_THE TASK_. Extract each line of the data below exactly as written.

* BEGIN MATERIAL TO PROCESS *

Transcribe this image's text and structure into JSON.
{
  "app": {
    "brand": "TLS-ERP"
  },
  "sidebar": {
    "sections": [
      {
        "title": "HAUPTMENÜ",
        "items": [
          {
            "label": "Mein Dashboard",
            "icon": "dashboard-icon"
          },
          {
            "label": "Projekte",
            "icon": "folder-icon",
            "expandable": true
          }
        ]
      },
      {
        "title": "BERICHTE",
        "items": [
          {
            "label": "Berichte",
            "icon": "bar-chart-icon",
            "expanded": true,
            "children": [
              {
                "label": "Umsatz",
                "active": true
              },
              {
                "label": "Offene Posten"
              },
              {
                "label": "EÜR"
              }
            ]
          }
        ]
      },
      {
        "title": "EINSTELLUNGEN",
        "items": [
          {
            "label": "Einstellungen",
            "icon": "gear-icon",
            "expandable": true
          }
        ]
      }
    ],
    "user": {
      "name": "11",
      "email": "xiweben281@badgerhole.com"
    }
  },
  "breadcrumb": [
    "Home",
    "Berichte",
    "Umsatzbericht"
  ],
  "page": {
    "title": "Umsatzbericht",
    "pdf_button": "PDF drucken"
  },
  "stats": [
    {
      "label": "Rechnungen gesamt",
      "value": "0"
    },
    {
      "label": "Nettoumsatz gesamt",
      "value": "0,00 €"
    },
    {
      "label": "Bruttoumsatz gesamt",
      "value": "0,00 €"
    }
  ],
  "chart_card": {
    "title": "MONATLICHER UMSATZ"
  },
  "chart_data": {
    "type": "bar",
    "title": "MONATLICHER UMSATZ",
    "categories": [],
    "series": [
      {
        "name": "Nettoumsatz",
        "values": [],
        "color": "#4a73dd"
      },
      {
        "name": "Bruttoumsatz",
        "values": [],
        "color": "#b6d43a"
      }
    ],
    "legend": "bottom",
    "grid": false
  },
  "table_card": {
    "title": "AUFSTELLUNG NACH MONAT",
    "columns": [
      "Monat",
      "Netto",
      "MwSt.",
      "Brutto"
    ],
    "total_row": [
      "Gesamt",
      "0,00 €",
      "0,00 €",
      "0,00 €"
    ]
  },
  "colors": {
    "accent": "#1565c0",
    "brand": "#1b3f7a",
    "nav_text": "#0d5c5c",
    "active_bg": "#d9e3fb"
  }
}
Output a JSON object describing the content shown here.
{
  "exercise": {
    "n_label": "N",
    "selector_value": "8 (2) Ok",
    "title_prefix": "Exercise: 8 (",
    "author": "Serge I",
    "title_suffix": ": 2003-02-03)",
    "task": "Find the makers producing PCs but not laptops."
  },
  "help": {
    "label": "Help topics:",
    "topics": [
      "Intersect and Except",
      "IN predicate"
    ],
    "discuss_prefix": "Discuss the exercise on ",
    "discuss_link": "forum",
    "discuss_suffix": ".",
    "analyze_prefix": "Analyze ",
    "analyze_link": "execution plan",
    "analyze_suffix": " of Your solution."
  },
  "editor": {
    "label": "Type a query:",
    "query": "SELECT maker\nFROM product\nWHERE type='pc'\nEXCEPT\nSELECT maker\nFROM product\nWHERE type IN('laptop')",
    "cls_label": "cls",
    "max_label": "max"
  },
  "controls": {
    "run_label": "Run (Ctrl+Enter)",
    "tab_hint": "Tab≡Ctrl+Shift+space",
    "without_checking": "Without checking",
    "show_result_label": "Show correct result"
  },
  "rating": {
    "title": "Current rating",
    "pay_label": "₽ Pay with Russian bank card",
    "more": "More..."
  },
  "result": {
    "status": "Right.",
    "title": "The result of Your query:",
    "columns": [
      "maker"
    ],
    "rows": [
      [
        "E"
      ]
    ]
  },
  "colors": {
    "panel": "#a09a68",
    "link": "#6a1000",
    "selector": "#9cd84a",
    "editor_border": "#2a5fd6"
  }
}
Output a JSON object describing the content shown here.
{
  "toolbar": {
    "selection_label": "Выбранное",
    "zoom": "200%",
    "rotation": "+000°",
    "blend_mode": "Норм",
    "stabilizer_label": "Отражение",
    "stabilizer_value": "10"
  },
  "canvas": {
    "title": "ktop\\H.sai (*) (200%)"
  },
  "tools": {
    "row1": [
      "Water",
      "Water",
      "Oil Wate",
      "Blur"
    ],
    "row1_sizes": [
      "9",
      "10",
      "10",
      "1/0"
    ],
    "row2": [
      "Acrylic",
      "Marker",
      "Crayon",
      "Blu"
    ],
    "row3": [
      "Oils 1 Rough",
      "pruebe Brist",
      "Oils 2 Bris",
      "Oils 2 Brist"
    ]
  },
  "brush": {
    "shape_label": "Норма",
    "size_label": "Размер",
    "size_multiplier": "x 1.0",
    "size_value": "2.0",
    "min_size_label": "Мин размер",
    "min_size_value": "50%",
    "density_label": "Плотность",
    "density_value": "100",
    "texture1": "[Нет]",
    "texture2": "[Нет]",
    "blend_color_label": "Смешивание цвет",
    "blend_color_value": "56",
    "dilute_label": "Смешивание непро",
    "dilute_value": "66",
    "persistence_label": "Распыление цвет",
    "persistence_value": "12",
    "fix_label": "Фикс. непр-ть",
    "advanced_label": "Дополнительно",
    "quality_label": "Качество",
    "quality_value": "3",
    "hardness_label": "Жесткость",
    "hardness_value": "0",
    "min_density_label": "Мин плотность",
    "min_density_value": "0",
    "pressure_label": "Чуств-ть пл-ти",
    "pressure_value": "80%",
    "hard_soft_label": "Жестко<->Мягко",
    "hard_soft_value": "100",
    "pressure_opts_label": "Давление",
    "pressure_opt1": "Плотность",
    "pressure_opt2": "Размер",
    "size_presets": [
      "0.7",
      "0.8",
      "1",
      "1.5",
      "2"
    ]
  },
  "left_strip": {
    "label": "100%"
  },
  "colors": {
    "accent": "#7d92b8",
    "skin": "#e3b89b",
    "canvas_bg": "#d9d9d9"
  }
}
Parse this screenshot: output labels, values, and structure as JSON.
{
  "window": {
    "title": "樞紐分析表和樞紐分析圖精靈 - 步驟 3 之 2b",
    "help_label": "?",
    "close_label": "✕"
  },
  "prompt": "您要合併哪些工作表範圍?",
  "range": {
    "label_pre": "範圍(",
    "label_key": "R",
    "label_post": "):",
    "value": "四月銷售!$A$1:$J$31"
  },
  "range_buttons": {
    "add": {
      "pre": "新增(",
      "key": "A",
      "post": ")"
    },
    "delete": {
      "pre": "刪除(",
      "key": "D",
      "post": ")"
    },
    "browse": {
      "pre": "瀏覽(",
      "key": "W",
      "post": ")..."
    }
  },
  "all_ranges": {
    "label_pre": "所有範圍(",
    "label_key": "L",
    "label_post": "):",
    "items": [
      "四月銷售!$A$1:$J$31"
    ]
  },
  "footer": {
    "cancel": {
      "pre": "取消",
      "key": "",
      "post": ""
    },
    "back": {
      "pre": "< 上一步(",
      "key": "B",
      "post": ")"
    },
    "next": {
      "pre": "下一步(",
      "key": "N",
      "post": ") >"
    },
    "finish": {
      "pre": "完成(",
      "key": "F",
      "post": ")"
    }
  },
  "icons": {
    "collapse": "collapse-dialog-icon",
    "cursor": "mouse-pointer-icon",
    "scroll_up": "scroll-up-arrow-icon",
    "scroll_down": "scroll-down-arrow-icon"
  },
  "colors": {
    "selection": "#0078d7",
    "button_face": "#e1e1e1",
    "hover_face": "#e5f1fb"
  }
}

* END MATERIAL TO PROCESS *

_REPLY_.
Transcribe this image's text and structure into JSON.
{
  "app": {
    "brand": "TLS-ERP"
  },
  "sidebar": {
    "sections": [
      {
        "title": "HAUPTMENÜ",
        "items": [
          {
            "label": "Mein Dashboard",
            "icon": "dashboard-icon"
          },
          {
            "label": "Projekte",
            "icon": "folder-icon",
            "expandable": true
          }
        ]
      },
      {
        "title": "BERICHTE",
        "items": [
          {
            "label": "Berichte",
            "icon": "bar-chart-icon",
            "expanded": true,
            "children": [
              {
                "label": "Umsatz",
                "active": true
              },
              {
                "label": "Offene Posten"
              },
              {
                "label": "EÜR"
              }
            ]
          }
        ]
      },
      {
        "title": "EINSTELLUNGEN",
        "items": [
          {
            "label": "Einstellungen",
            "icon": "gear-icon",
            "expandable": true
          }
        ]
      }
    ],
    "user": {
      "name": "11",
      "email": "xiweben281@badgerhole.com"
    }
  },
  "breadcrumb": [
    "Home",
    "Berichte",
    "Umsatzbericht"
  ],
  "page": {
    "title": "Umsatzbericht",
    "pdf_button": "PDF drucken"
  },
  "stats": [
    {
      "label": "Rechnungen gesamt",
      "value": "0"
    },
    {
      "label": "Nettoumsatz gesamt",
      "value": "0,00 €"
    },
    {
      "label": "Bruttoumsatz gesamt",
      "value": "0,00 €"
    }
  ],
  "chart_card": {
    "title": "MONATLICHER UMSATZ"
  },
  "chart_data": {
    "type": "bar",
    "title": "MONATLICHER UMSATZ",
    "categories": [],
    "series": [
      {
        "name": "Nettoumsatz",
        "values": [],
        "color": "#4a73dd"
      },
      {
        "name": "Bruttoumsatz",
        "values": [],
        "color": "#b6d43a"
      }
    ],
    "legend": "bottom",
    "grid": false
  },
  "table_card": {
    "title": "AUFSTELLUNG NACH MONAT",
    "columns": [
      "Monat",
      "Netto",
      "MwSt.",
      "Brutto"
    ],
    "total_row": [
      "Gesamt",
      "0,00 €",
      "0,00 €",
      "0,00 €"
    ]
  },
  "colors": {
    "accent": "#1565c0",
    "brand": "#1b3f7a",
    "nav_text": "#0d5c5c",
    "active_bg": "#d9e3fb"
  }
}
Output a JSON object describing the content shown here.
{
  "exercise": {
    "n_label": "N",
    "selector_value": "8 (2) Ok",
    "title_prefix": "Exercise: 8 (",
    "author": "Serge I",
    "title_suffix": ": 2003-02-03)",
    "task": "Find the makers producing PCs but not laptops."
  },
  "help": {
    "label": "Help topics:",
    "topics": [
      "Intersect and Except",
      "IN predicate"
    ],
    "discuss_prefix": "Discuss the exercise on ",
    "discuss_link": "forum",
    "discuss_suffix": ".",
    "analyze_prefix": "Analyze ",
    "analyze_link": "execution plan",
    "analyze_suffix": " of Your solution."
  },
  "editor": {
    "label": "Type a query:",
    "query": "SELECT maker\nFROM product\nWHERE type='pc'\nEXCEPT\nSELECT maker\nFROM product\nWHERE type IN('laptop')",
    "cls_label": "cls",
    "max_label": "max"
  },
  "controls": {
    "run_label": "Run (Ctrl+Enter)",
    "tab_hint": "Tab≡Ctrl+Shift+space",
    "without_checking": "Without checking",
    "show_result_label": "Show correct result"
  },
  "rating": {
    "title": "Current rating",
    "pay_label": "₽ Pay with Russian bank card",
    "more": "More..."
  },
  "result": {
    "status": "Right.",
    "title": "The result of Your query:",
    "columns": [
      "maker"
    ],
    "rows": [
      [
        "E"
      ]
    ]
  },
  "colors": {
    "panel": "#a09a68",
    "link": "#6a1000",
    "selector": "#9cd84a",
    "editor_border": "#2a5fd6"
  }
}
Output a JSON object describing the content shown here.
{
  "toolbar": {
    "selection_label": "Выбранное",
    "zoom": "200%",
    "rotation": "+000°",
    "blend_mode": "Норм",
    "stabilizer_label": "Отражение",
    "stabilizer_value": "10"
  },
  "canvas": {
    "title": "ktop\\H.sai (*) (200%)"
  },
  "tools": {
    "row1": [
      "Water",
      "Water",
      "Oil Wate",
      "Blur"
    ],
    "row1_sizes": [
      "9",
      "10",
      "10",
      "1/0"
    ],
    "row2": [
      "Acrylic",
      "Marker",
      "Crayon",
      "Blu"
    ],
    "row3": [
      "Oils 1 Rough",
      "pruebe Brist",
      "Oils 2 Bris",
      "Oils 2 Brist"
    ]
  },
  "brush": {
    "shape_label": "Норма",
    "size_label": "Размер",
    "size_multiplier": "x 1.0",
    "size_value": "2.0",
    "min_size_label": "Мин размер",
    "min_size_value": "50%",
    "density_label": "Плотность",
    "density_value": "100",
    "texture1": "[Нет]",
    "texture2": "[Нет]",
    "blend_color_label": "Смешивание цвет",
    "blend_color_value": "56",
    "dilute_label": "Смешивание непро",
    "dilute_value": "66",
    "persistence_label": "Распыление цвет",
    "persistence_value": "12",
    "fix_label": "Фикс. непр-ть",
    "advanced_label": "Дополнительно",
    "quality_label": "Качество",
    "quality_value": "3",
    "hardness_label": "Жесткость",
    "hardness_value": "0",
    "min_density_label": "Мин плотность",
    "min_density_value": "0",
    "pressure_label": "Чуств-ть пл-ти",
    "pressure_value": "80%",
    "hard_soft_label": "Жестко<->Мягко",
    "hard_soft_value": "100",
    "pressure_opts_label": "Давление",
    "pressure_opt1": "Плотность",
    "pressure_opt2": "Размер",
    "size_presets": [
      "0.7",
      "0.8",
      "1",
      "1.5",
      "2"
    ]
  },
  "left_strip": {
    "label": "100%"
  },
  "colors": {
    "accent": "#7d92b8",
    "skin": "#e3b89b",
    "canvas_bg": "#d9d9d9"
  }
}
Parse this screenshot: output labels, values, and structure as JSON.
{
  "window": {
    "title": "樞紐分析表和樞紐分析圖精靈 - 步驟 3 之 2b",
    "help_label": "?",
    "close_label": "✕"
  },
  "prompt": "您要合併哪些工作表範圍?",
  "range": {
    "label_pre": "範圍(",
    "label_key": "R",
    "label_post": "):",
    "value": "四月銷售!$A$1:$J$31"
  },
  "range_buttons": {
    "add": {
      "pre": "新增(",
      "key": "A",
      "post": ")"
    },
    "delete": {
      "pre": "刪除(",
      "key": "D",
      "post": ")"
    },
    "browse": {
      "pre": "瀏覽(",
      "key": "W",
      "post": ")..."
    }
  },
  "all_ranges": {
    "label_pre": "所有範圍(",
    "label_key": "L",
    "label_post": "):",
    "items": [
      "四月銷售!$A$1:$J$31"
    ]
  },
  "footer": {
    "cancel": {
      "pre": "取消",
      "key": "",
      "post": ""
    },
    "back": {
      "pre": "< 上一步(",
      "key": "B",
      "post": ")"
    },
    "next": {
      "pre": "下一步(",
      "key": "N",
      "post": ") >"
    },
    "finish": {
      "pre": "完成(",
      "key": "F",
      "post": ")"
    }
  },
  "icons": {
    "collapse": "collapse-dialog-icon",
    "cursor": "mouse-pointer-icon",
    "scroll_up": "scroll-up-arrow-icon",
    "scroll_down": "scroll-down-arrow-icon"
  },
  "colors": {
    "selection": "#0078d7",
    "button_face": "#e1e1e1",
    "hover_face": "#e5f1fb"
  }
}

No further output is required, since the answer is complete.